(Aim) Write out each line from the data below that includes the word "Disk".

--- Begin Input material ---

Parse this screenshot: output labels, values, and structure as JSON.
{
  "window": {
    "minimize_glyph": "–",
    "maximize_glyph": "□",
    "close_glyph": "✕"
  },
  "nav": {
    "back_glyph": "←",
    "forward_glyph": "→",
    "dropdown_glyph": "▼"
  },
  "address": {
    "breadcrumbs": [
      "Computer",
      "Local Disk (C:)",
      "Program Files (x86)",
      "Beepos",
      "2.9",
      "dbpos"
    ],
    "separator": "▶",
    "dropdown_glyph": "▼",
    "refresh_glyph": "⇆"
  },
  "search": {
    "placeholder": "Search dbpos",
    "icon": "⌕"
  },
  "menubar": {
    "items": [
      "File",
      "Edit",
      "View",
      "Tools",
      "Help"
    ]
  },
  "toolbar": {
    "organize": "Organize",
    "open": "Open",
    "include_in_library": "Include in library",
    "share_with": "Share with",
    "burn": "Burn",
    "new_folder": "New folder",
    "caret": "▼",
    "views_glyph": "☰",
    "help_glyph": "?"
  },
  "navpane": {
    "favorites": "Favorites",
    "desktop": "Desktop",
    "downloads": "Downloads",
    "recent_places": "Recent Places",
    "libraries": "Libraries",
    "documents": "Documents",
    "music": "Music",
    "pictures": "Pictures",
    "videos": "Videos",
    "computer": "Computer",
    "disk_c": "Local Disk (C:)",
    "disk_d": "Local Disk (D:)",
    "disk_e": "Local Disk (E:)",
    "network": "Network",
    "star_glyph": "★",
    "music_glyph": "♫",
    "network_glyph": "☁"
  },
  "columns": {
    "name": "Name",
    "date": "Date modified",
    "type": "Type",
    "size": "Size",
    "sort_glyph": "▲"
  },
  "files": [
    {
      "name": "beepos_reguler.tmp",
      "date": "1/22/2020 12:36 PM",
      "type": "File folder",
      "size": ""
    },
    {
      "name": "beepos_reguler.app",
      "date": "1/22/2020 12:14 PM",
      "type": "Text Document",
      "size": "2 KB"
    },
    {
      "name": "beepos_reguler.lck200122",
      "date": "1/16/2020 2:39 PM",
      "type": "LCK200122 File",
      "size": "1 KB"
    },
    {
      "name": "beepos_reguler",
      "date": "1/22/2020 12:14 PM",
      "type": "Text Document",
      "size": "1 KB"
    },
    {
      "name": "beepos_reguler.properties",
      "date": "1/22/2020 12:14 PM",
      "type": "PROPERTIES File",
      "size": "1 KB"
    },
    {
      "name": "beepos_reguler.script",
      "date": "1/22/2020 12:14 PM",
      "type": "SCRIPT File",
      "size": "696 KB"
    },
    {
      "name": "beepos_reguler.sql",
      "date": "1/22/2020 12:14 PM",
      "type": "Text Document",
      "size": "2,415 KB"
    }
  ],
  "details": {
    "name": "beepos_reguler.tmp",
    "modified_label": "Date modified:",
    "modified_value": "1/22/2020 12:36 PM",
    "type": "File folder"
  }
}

--- End Input material ---

(The answer)
      "Local Disk (C:)",
    "disk_c": "Local Disk (C:)",
    "disk_d": "Local Disk (D:)",
    "disk_e": "Local Disk (E:)",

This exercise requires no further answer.